_Goal of the exercise_: Copy the part of the enzyme inhibition text that begins with "Q: How can competitive" and ends with "is non-competitive inhibition?", swapping "increasing" for "raising".

Q: What are the two main types of enzyme inhibition?

Answer 25

A: The two main types of enzyme inhibition are irreversible and reversible inhibition.

Question 26

Q: What are the types of reversible inhibition?

Answer 26

A: The types of reversible inhibition are:
Competitive
Non-competitive
Uncompetitive
Mixed

Question 27

Q: What is competitive inhibition?

Answer 27

A: In competitive inhibition, the inhibitor (I) is structurally similar to the substrate (S) and competes with the substrate for the enzyme’s active site.

Question 28

Q: How does the inhibitor affect the enzyme-substrate complex in competitive inhibition?

Answer 28

A: The inhibitor has virtually no affinity for the enzyme-substrate complex (ES) because the substrate already occupies the binding site.

Question 29

Q: What happens to the apparent Km in the presence of a competitive inhibitor?

Answer 29

A: In the presence of a competitive inhibitor, the apparent Km is increased, meaning more substrate is needed to reach half-maximal velocity.

Question 30

Q: Does competitive inhibition change the Vmax?

Answer 30

A: No, competitive inhibition does not change the Vmax.

Question 31

Q: How can competitive inhibition be overcome?

Answer 31

A: Competitive inhibition can be reversed by increasing the concentration of the substrate (S).

Question 32

Q: What is non-competitive inhibition?

Answer 32

A: In non-competitive inhibition, the inhibitor has a similar affinity for both the free enzyme (E) and the enzyme-substrate complex (ES), and it binds to a site distinct from the substrate binding site.

Question 33

Q: How does the inhibitor affect substrate binding in non-competitive inhibition?

Answer 33

A: The inhibitor binding does not affect the substrate binding, and vice versa.

Question 33

Q: What happens to the Km in the presence of a non-competitive inhibitor?

Answer 33

A: There is no effect on or change in the Km with non-competitive inhibition.

Question 34

Q: How does non-competitive inhibition affect the Vmax?
A: Non-competitive inhibition

Answer 34

decreases the Vmax of the reaction, preventing the enzyme from forming its product efficiently.

Question 35

Q: What is uncompetitive inhibition?

Answer 35

A: In uncompetitive inhibition, the inhibitor has affinity for the enzyme-substrate complex (ES) but not the free enzyme (E).

Question 36

Q: How does the inhibitor affect the enzyme-substrate complex in uncompetitive inhibition?

Answer 36

A: The inhibitor binds only to the enzyme-substrate complex (ES), forming an inactive ESI complex, which does not produce the product (P).

Question 37

Q: What happens to the Km in the presence of an uncompetitive inhibitor?

Answer 37

A: The apparent Km is decreased because the inhibitor selectively binds to the enzyme-substrate complex (ES).

Question 37

Q: How does uncompetitive inhibition affect the Vmax?

_Data listing_:

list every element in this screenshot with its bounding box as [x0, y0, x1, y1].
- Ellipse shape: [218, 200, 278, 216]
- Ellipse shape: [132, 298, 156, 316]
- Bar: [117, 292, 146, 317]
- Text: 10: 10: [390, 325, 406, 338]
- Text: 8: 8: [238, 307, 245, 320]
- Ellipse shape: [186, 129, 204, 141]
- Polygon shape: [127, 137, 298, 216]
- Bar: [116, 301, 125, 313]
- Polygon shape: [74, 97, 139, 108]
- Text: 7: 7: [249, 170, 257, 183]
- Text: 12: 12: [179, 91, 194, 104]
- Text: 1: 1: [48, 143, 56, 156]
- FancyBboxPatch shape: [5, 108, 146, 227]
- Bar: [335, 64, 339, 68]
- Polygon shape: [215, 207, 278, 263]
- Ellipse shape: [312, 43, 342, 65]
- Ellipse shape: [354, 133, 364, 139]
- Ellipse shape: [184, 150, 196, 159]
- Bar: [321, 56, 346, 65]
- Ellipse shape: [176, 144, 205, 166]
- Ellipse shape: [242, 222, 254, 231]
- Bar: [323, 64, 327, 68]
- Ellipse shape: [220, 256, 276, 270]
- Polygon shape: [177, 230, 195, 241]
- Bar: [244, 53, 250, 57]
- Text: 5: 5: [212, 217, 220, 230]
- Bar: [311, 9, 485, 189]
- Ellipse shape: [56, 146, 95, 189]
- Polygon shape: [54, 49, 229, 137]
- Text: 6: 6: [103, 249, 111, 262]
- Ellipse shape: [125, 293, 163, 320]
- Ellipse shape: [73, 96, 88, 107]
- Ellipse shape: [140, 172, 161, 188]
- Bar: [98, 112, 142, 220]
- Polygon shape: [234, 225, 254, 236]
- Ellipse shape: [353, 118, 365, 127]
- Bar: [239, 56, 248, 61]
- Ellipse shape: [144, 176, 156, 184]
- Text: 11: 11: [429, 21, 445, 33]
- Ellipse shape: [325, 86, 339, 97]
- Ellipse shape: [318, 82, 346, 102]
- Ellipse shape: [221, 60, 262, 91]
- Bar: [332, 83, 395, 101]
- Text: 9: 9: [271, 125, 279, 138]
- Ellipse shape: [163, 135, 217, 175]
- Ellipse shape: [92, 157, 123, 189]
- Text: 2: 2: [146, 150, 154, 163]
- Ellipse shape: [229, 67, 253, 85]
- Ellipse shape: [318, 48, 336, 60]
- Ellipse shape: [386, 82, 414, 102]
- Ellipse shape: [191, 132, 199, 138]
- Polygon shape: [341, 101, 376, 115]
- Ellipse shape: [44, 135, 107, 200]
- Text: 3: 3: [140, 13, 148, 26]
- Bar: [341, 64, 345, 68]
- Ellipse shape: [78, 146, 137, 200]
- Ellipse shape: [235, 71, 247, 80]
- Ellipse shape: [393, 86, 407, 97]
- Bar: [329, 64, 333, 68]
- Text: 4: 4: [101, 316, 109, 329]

_Result_:
Q: How can competitive inhibition be overcome?

Answer 31

A: Competitive inhibition can be reversed by raising the concentration of the substrate (S).

Question 32

Q: What is non-competitive inhibition?